** Description of the task **
Every line with the word "aggression" in it should be extracted from the data that follows.

[Dataset records]
******
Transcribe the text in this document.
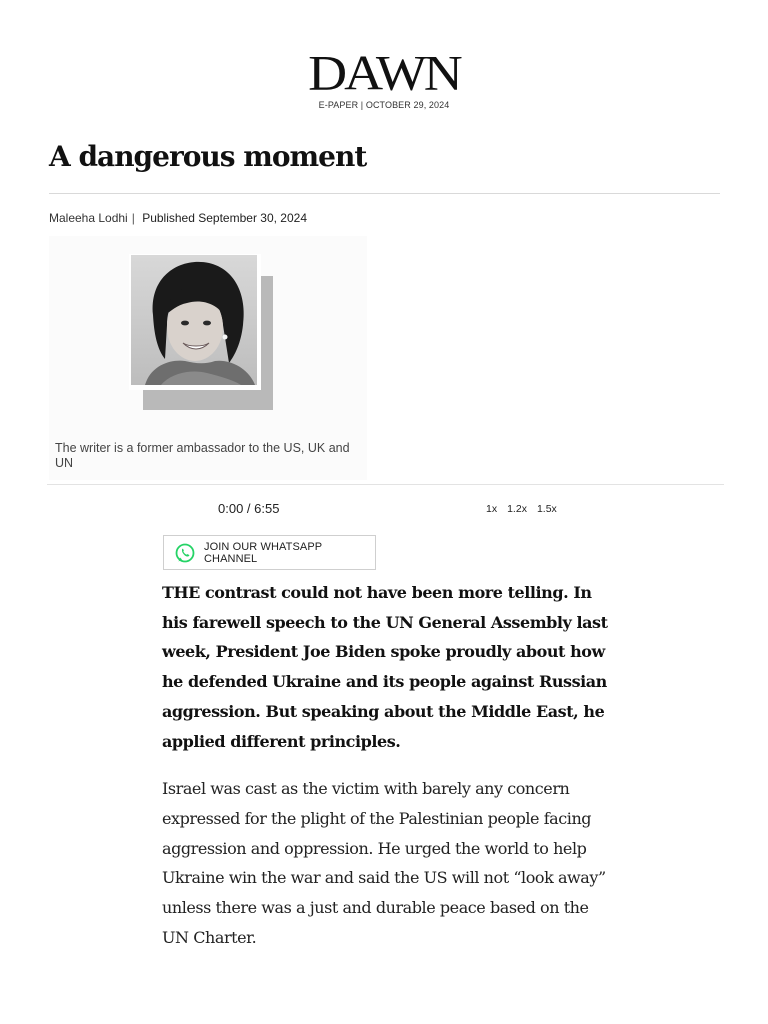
DAWN
E-PAPER | OCTOBER 29, 2024
A dangerous moment
Maleeha Lodhi | Published September 30, 2024
The writer is a former ambassador to the US, UK and UN
0:00 / 6:55	1x 1.2x 1.5x
JOIN OUR WHATSAPP CHANNEL

THE contrast could not have been more telling. In his farewell speech to the UN General Assembly last week, President Joe Biden spoke proudly about how he defended Ukraine and its people against Russian aggression. But speaking about the Middle East, he applied different principles.

Israel was cast as the victim with barely any concern expressed for the plight of the Palestinian people facing aggression and oppression. He urged the world to help Ukraine win the war and said the US will not “look away” unless there was a just and durable peace based on the UN Charter.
******
** Exercise result **
THE contrast could not have been more telling. In his farewell speech to the UN General Assembly last week, President Joe Biden spoke proudly about how he defended Ukraine and its people against Russian aggression. But speaking about the Middle East, he applied different principles.
Israel was cast as the victim with barely any concern expressed for the plight of the Palestinian people facing aggression and oppression. He urged the world to help Ukraine win the war and said the US will not “look away” unless there was a just and durable peace based on the UN Charter.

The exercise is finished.